• [The task]:
Narrow the data below down to the lines containing "Output".

• [Material provided]:
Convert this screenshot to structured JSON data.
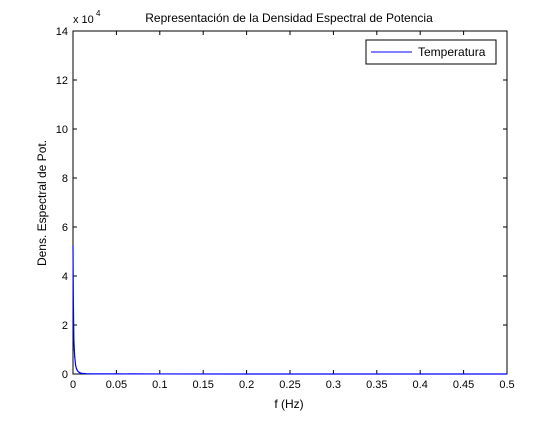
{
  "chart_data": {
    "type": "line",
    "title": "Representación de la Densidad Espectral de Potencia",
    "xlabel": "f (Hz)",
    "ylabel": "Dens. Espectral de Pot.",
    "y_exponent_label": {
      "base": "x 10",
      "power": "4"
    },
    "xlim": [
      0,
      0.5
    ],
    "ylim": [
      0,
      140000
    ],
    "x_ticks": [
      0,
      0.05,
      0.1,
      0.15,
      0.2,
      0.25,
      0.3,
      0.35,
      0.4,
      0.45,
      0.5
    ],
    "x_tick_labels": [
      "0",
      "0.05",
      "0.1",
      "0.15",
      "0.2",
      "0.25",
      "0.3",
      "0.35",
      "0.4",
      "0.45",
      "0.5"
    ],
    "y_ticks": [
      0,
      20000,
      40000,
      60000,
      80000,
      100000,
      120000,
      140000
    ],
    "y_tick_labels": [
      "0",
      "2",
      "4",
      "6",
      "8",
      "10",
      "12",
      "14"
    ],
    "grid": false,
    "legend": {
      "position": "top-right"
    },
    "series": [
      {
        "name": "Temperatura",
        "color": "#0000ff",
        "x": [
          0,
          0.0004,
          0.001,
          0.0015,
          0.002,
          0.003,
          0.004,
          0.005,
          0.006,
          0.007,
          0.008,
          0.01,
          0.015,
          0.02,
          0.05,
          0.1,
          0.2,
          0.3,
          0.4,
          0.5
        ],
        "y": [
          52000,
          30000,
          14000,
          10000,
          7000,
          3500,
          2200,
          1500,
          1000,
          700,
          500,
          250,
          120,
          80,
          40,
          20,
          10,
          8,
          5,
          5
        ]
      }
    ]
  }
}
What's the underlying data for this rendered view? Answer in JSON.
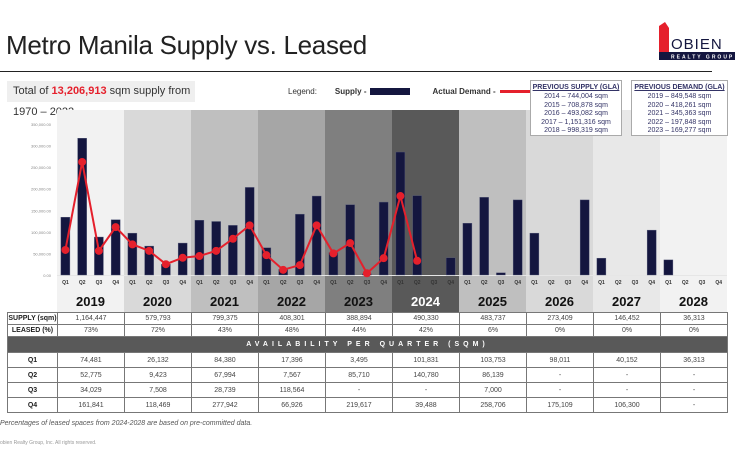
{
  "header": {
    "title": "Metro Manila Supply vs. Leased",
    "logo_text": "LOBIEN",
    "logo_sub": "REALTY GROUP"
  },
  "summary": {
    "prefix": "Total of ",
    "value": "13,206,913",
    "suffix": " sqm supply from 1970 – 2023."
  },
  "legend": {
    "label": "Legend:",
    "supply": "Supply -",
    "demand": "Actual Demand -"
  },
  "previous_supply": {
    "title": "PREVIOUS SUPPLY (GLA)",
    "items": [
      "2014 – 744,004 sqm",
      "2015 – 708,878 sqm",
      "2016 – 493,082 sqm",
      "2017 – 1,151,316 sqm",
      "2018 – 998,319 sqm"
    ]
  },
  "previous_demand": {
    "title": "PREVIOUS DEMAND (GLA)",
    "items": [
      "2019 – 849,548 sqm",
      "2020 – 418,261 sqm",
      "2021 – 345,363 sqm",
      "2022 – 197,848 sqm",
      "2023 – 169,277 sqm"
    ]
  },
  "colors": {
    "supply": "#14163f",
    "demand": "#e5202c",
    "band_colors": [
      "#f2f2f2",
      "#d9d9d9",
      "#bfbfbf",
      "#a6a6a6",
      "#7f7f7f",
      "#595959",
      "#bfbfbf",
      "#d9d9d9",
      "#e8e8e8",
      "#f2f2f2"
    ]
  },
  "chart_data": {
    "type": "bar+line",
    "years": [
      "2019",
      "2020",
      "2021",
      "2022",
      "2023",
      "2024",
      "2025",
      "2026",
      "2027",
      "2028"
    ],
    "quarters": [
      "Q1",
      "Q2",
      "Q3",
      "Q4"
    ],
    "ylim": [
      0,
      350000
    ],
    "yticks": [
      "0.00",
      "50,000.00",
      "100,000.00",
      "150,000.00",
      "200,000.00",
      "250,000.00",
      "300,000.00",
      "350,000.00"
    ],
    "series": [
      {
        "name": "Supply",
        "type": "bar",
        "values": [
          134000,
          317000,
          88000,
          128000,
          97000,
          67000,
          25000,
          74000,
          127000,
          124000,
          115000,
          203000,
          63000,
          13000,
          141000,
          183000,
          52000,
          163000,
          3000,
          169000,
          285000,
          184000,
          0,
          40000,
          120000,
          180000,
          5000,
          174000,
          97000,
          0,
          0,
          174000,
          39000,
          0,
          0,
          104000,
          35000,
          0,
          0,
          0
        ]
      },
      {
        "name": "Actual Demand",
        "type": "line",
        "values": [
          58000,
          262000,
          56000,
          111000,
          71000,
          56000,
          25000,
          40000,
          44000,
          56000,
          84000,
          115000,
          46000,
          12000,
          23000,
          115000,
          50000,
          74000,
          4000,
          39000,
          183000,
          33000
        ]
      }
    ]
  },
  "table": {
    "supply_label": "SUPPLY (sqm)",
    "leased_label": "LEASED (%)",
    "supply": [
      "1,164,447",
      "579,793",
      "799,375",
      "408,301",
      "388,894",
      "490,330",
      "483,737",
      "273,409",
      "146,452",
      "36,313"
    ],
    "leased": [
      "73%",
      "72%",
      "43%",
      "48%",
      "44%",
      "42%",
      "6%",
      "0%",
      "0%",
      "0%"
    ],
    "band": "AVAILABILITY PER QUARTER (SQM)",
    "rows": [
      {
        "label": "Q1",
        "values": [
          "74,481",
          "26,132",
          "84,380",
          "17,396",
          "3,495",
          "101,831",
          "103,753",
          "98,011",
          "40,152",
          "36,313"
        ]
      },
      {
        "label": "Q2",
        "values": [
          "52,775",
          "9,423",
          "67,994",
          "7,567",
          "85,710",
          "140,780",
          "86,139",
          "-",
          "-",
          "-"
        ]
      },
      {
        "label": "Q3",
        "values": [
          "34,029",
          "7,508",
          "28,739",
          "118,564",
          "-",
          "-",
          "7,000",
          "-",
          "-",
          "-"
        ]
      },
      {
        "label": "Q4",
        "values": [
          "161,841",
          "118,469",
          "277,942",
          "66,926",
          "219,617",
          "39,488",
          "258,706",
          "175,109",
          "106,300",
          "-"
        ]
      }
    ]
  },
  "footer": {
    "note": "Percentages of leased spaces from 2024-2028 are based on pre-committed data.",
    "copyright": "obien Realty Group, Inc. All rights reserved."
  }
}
--
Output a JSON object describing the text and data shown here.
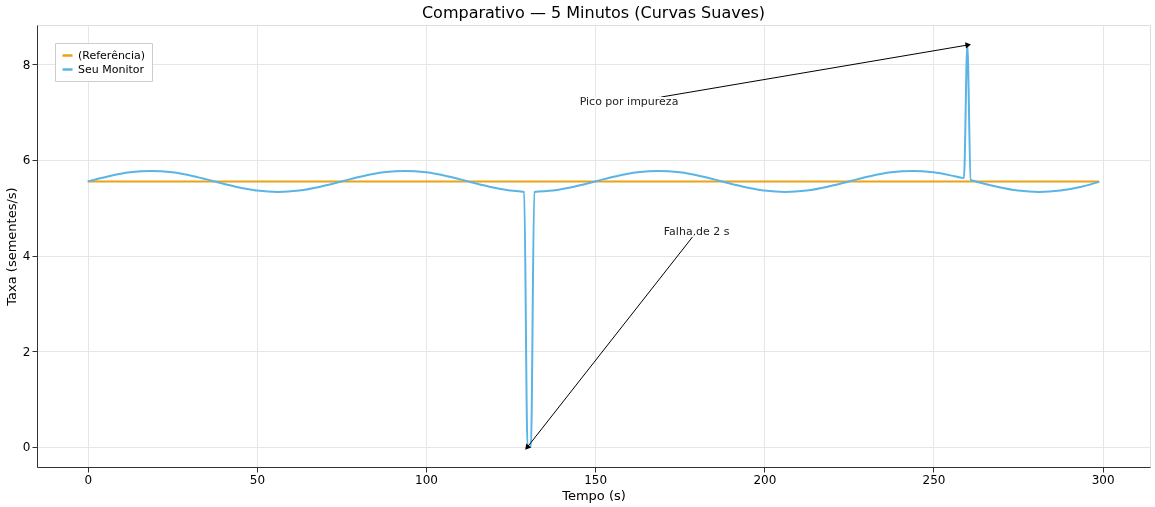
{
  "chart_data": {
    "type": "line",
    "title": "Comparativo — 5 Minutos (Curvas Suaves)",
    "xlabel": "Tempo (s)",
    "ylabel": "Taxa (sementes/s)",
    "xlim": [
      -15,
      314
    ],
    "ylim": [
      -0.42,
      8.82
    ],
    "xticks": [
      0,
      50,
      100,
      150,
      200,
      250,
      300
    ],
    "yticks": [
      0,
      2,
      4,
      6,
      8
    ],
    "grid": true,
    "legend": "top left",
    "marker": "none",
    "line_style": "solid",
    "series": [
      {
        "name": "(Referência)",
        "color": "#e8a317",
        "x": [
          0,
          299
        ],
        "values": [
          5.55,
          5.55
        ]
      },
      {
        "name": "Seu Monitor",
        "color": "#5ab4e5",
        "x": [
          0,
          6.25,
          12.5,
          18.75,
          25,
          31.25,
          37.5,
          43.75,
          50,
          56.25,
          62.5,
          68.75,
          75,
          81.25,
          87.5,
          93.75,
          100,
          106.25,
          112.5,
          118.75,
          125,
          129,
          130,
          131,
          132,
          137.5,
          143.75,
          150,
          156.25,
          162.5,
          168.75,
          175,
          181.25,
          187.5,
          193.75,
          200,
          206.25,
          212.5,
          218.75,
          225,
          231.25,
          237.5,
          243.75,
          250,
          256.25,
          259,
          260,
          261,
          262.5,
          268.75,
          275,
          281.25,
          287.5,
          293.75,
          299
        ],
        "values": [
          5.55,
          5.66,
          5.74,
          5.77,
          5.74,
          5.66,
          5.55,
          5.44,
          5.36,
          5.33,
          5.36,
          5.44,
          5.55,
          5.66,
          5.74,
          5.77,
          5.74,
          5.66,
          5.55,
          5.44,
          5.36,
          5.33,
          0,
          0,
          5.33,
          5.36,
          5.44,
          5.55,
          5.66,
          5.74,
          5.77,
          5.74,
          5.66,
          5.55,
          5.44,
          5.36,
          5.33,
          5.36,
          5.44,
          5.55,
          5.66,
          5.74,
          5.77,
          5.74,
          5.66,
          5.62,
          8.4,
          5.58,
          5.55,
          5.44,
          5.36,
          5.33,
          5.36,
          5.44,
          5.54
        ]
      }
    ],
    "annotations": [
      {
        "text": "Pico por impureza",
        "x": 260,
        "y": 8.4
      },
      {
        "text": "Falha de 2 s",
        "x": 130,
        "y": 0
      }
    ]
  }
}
--
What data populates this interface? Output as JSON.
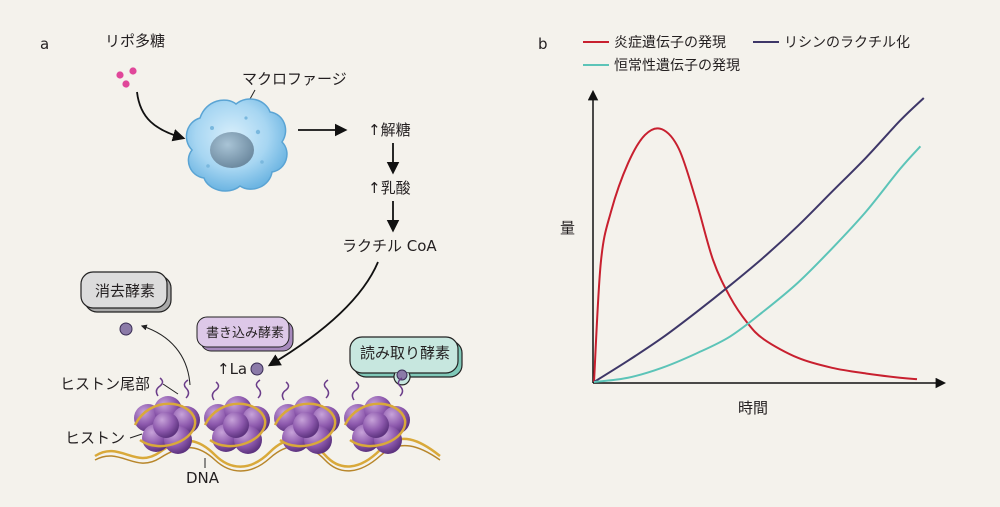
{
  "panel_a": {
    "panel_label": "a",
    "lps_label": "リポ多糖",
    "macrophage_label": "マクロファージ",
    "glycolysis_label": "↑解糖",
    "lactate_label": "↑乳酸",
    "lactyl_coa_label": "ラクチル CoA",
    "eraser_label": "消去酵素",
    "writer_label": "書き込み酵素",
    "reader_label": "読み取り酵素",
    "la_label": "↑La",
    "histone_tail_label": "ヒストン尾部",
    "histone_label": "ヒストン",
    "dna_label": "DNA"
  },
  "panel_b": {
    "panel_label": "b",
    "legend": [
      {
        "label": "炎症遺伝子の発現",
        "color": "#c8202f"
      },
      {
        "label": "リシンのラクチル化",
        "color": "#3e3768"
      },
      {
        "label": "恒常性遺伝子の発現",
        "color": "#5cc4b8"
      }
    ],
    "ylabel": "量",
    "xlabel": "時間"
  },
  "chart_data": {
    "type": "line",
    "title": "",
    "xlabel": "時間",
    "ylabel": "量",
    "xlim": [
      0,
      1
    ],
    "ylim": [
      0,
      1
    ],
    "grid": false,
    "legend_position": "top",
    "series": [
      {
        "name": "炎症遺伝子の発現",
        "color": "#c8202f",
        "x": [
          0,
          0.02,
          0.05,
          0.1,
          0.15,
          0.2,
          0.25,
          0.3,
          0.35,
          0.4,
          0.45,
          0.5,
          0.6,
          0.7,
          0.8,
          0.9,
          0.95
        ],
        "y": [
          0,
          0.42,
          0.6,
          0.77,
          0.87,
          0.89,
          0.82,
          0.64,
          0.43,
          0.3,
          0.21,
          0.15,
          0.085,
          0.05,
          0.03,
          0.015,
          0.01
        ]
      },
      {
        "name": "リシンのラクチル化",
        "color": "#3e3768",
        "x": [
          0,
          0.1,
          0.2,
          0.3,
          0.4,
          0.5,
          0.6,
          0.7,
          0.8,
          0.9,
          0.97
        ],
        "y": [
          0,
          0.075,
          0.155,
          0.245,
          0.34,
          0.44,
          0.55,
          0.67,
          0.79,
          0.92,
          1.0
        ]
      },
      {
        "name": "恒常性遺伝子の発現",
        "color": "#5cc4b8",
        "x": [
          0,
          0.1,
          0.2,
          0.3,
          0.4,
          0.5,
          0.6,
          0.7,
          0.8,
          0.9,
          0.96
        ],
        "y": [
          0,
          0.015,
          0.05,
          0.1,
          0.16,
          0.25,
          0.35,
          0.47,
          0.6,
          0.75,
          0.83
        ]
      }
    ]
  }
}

• [Response to this task]:
Output a JSON object describing the text and data shown here.
What data populates this interface? Output as JSON.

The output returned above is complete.